*What needs to be done*: Quote every line as given.
────────────────
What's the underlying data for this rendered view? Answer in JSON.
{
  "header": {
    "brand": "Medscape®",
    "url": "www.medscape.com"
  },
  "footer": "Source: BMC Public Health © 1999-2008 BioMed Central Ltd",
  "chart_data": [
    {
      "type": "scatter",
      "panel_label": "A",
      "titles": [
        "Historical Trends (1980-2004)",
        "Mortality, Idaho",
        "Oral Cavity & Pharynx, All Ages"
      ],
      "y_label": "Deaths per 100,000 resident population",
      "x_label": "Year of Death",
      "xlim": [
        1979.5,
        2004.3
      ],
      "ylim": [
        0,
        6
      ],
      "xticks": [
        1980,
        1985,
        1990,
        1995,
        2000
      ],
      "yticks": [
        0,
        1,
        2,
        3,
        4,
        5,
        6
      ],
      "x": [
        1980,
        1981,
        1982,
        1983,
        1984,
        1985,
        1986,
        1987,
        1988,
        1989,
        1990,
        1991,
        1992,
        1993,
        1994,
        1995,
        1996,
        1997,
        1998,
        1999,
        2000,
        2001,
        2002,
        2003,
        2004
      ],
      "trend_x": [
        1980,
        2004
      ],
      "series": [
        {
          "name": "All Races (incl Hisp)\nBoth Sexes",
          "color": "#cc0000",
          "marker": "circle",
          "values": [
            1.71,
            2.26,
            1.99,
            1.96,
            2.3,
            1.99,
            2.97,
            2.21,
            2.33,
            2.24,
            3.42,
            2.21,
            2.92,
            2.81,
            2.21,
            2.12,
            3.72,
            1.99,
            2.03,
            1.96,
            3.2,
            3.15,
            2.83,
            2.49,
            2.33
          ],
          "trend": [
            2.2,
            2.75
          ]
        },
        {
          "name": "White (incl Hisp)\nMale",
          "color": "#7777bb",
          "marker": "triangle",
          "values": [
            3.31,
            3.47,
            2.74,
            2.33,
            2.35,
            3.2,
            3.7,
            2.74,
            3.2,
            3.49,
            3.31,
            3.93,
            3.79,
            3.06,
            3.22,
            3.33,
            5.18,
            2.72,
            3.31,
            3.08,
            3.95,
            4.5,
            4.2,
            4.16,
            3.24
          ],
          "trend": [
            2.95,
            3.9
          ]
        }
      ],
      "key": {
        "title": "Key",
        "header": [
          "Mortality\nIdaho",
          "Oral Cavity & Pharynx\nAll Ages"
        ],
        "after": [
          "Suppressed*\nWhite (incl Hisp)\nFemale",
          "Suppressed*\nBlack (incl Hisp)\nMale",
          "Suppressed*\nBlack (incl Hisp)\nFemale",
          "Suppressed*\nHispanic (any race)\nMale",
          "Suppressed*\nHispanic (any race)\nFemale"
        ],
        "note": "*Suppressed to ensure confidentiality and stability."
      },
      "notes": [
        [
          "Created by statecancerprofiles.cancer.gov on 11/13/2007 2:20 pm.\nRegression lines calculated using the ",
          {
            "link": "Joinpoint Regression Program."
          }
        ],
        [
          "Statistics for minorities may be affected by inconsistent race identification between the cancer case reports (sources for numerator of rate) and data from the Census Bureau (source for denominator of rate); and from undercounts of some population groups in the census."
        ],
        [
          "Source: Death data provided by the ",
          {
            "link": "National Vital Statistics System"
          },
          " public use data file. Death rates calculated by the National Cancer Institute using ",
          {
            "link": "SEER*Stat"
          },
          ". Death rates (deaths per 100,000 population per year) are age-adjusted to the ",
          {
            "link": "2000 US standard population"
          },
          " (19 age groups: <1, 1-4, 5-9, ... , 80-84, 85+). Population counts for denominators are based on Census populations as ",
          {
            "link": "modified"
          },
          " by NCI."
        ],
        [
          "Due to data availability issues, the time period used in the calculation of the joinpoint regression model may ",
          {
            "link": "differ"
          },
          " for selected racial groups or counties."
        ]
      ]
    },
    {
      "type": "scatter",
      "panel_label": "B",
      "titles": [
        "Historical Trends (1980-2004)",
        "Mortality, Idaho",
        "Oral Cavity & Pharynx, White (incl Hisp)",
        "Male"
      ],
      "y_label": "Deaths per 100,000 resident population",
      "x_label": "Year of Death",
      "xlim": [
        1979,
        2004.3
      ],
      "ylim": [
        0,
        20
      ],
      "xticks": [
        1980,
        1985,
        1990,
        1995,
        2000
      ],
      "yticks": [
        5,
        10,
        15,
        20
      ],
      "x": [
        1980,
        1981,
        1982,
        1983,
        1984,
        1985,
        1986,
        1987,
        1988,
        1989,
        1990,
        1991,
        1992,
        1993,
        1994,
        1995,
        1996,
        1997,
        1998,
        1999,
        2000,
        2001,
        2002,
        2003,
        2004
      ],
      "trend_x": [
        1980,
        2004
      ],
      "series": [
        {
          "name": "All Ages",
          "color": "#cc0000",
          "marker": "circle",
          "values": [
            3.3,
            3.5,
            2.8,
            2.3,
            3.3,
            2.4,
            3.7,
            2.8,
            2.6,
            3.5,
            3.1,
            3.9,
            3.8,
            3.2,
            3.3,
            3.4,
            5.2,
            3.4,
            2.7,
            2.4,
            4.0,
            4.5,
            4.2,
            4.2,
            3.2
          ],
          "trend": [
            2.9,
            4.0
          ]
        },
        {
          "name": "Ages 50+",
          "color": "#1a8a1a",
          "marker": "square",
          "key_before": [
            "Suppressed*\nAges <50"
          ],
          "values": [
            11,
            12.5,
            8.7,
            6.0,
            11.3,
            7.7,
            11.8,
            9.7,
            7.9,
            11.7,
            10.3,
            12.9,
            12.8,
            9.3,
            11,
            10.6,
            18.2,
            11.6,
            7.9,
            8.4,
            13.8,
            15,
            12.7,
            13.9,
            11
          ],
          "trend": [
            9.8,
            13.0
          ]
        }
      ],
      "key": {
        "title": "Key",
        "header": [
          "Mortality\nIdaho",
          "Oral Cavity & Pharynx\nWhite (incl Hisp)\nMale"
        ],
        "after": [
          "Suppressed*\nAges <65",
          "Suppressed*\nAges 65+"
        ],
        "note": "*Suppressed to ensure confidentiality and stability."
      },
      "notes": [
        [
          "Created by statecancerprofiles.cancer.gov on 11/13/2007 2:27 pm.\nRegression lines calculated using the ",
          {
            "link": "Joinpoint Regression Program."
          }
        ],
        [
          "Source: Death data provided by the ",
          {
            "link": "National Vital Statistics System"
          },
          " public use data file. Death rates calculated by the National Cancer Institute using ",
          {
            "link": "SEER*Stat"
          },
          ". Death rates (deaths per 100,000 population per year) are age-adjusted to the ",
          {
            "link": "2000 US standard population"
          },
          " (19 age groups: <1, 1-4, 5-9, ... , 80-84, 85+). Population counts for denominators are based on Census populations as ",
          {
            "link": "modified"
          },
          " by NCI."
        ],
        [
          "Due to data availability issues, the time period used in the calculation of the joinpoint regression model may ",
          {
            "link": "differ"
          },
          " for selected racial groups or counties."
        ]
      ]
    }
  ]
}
────────────────
*Problem solution*:
What's the underlying data for this rendered view? Answer in JSON.
{
  "header": {
    "brand": "Medscape®",
    "url": "www.medscape.com"
  },
  "footer": "Source: BMC Public Health © 1999-2008 BioMed Central Ltd",
  "chart_data": [
    {
      "type": "scatter",
      "panel_label": "A",
      "titles": [
        "Historical Trends (1980-2004)",
        "Mortality, Idaho",
        "Oral Cavity & Pharynx, All Ages"
      ],
      "y_label": "Deaths per 100,000 resident population",
      "x_label": "Year of Death",
      "xlim": [
        1979.5,
        2004.3
      ],
      "ylim": [
        0,
        6
      ],
      "xticks": [
        1980,
        1985,
        1990,
        1995,
        2000
      ],
      "yticks": [
        0,
        1,
        2,
        3,
        4,
        5,
        6
      ],
      "x": [
        1980,
        1981,
        1982,
        1983,
        1984,
        1985,
        1986,
        1987,
        1988,
        1989,
        1990,
        1991,
        1992,
        1993,
        1994,
        1995,
        1996,
        1997,
        1998,
        1999,
        2000,
        2001,
        2002,
        2003,
        2004
      ],
      "trend_x": [
        1980,
        2004
      ],
      "series": [
        {
          "name": "All Races (incl Hisp)\nBoth Sexes",
          "color": "#cc0000",
          "marker": "circle",
          "values": [
            1.71,
            2.26,
            1.99,
            1.96,
            2.3,
            1.99,
            2.97,
            2.21,
            2.33,
            2.24,
            3.42,
            2.21,
            2.92,
            2.81,
            2.21,
            2.12,
            3.72,
            1.99,
            2.03,
            1.96,
            3.2,
            3.15,
            2.83,
            2.49,
            2.33
          ],
          "trend": [
            2.2,
            2.75
          ]
        },
        {
          "name": "White (incl Hisp)\nMale",
          "color": "#7777bb",
          "marker": "triangle",
          "values": [
            3.31,
            3.47,
            2.74,
            2.33,
            2.35,
            3.2,
            3.7,
            2.74,
            3.2,
            3.49,
            3.31,
            3.93,
            3.79,
            3.06,
            3.22,
            3.33,
            5.18,
            2.72,
            3.31,
            3.08,
            3.95,
            4.5,
            4.2,
            4.16,
            3.24
          ],
          "trend": [
            2.95,
            3.9
          ]
        }
      ],
      "key": {
        "title": "Key",
        "header": [
          "Mortality\nIdaho",
          "Oral Cavity & Pharynx\nAll Ages"
        ],
        "after": [
          "Suppressed*\nWhite (incl Hisp)\nFemale",
          "Suppressed*\nBlack (incl Hisp)\nMale",
          "Suppressed*\nBlack (incl Hisp)\nFemale",
          "Suppressed*\nHispanic (any race)\nMale",
          "Suppressed*\nHispanic (any race)\nFemale"
        ],
        "note": "*Suppressed to ensure confidentiality and stability."
      },
      "notes": [
        [
          "Created by statecancerprofiles.cancer.gov on 11/13/2007 2:20 pm.\nRegression lines calculated using the ",
          {
            "link": "Joinpoint Regression Program."
          }
        ],
        [
          "Statistics for minorities may be affected by inconsistent race identification between the cancer case reports (sources for numerator of rate) and data from the Census Bureau (source for denominator of rate); and from undercounts of some population groups in the census."
        ],
        [
          "Source: Death data provided by the ",
          {
            "link": "National Vital Statistics System"
          },
          " public use data file. Death rates calculated by the National Cancer Institute using ",
          {
            "link": "SEER*Stat"
          },
          ". Death rates (deaths per 100,000 population per year) are age-adjusted to the ",
          {
            "link": "2000 US standard population"
          },
          " (19 age groups: <1, 1-4, 5-9, ... , 80-84, 85+). Population counts for denominators are based on Census populations as ",
          {
            "link": "modified"
          },
          " by NCI."
        ],
        [
          "Due to data availability issues, the time period used in the calculation of the joinpoint regression model may ",
          {
            "link": "differ"
          },
          " for selected racial groups or counties."
        ]
      ]
    },
    {
      "type": "scatter",
      "panel_label": "B",
      "titles": [
        "Historical Trends (1980-2004)",
        "Mortality, Idaho",
        "Oral Cavity & Pharynx, White (incl Hisp)",
        "Male"
      ],
      "y_label": "Deaths per 100,000 resident population",
      "x_label": "Year of Death",
      "xlim": [
        1979,
        2004.3
      ],
      "ylim": [
        0,
        20
      ],
      "xticks": [
        1980,
        1985,
        1990,
        1995,
        2000
      ],
      "yticks": [
        5,
        10,
        15,
        20
      ],
      "x": [
        1980,
        1981,
        1982,
        1983,
        1984,
        1985,
        1986,
        1987,
        1988,
        1989,
        1990,
        1991,
        1992,
        1993,
        1994,
        1995,
        1996,
        1997,
        1998,
        1999,
        2000,
        2001,
        2002,
        2003,
        2004
      ],
      "trend_x": [
        1980,
        2004
      ],
      "series": [
        {
          "name": "All Ages",
          "color": "#cc0000",
          "marker": "circle",
          "values": [
            3.3,
            3.5,
            2.8,
            2.3,
            3.3,
            2.4,
            3.7,
            2.8,
            2.6,
            3.5,
            3.1,
            3.9,
            3.8,
            3.2,
            3.3,
            3.4,
            5.2,
            3.4,
            2.7,
            2.4,
            4.0,
            4.5,
            4.2,
            4.2,
            3.2
          ],
          "trend": [
            2.9,
            4.0
          ]
        },
        {
          "name": "Ages 50+",
          "color": "#1a8a1a",
          "marker": "square",
          "key_before": [
            "Suppressed*\nAges <50"
          ],
          "values": [
            11,
            12.5,
            8.7,
            6.0,
            11.3,
            7.7,
            11.8,
            9.7,
            7.9,
            11.7,
            10.3,
            12.9,
            12.8,
            9.3,
            11,
            10.6,
            18.2,
            11.6,
            7.9,
            8.4,
            13.8,
            15,
            12.7,
            13.9,
            11
          ],
          "trend": [
            9.8,
            13.0
          ]
        }
      ],
      "key": {
        "title": "Key",
        "header": [
          "Mortality\nIdaho",
          "Oral Cavity & Pharynx\nWhite (incl Hisp)\nMale"
        ],
        "after": [
          "Suppressed*\nAges <65",
          "Suppressed*\nAges 65+"
        ],
        "note": "*Suppressed to ensure confidentiality and stability."
      },
      "notes": [
        [
          "Created by statecancerprofiles.cancer.gov on 11/13/2007 2:27 pm.\nRegression lines calculated using the ",
          {
            "link": "Joinpoint Regression Program."
          }
        ],
        [
          "Source: Death data provided by the ",
          {
            "link": "National Vital Statistics System"
          },
          " public use data file. Death rates calculated by the National Cancer Institute using ",
          {
            "link": "SEER*Stat"
          },
          ". Death rates (deaths per 100,000 population per year) are age-adjusted to the ",
          {
            "link": "2000 US standard population"
          },
          " (19 age groups: <1, 1-4, 5-9, ... , 80-84, 85+). Population counts for denominators are based on Census populations as ",
          {
            "link": "modified"
          },
          " by NCI."
        ],
        [
          "Due to data availability issues, the time period used in the calculation of the joinpoint regression model may ",
          {
            "link": "differ"
          },
          " for selected racial groups or counties."
        ]
      ]
    }
  ]
}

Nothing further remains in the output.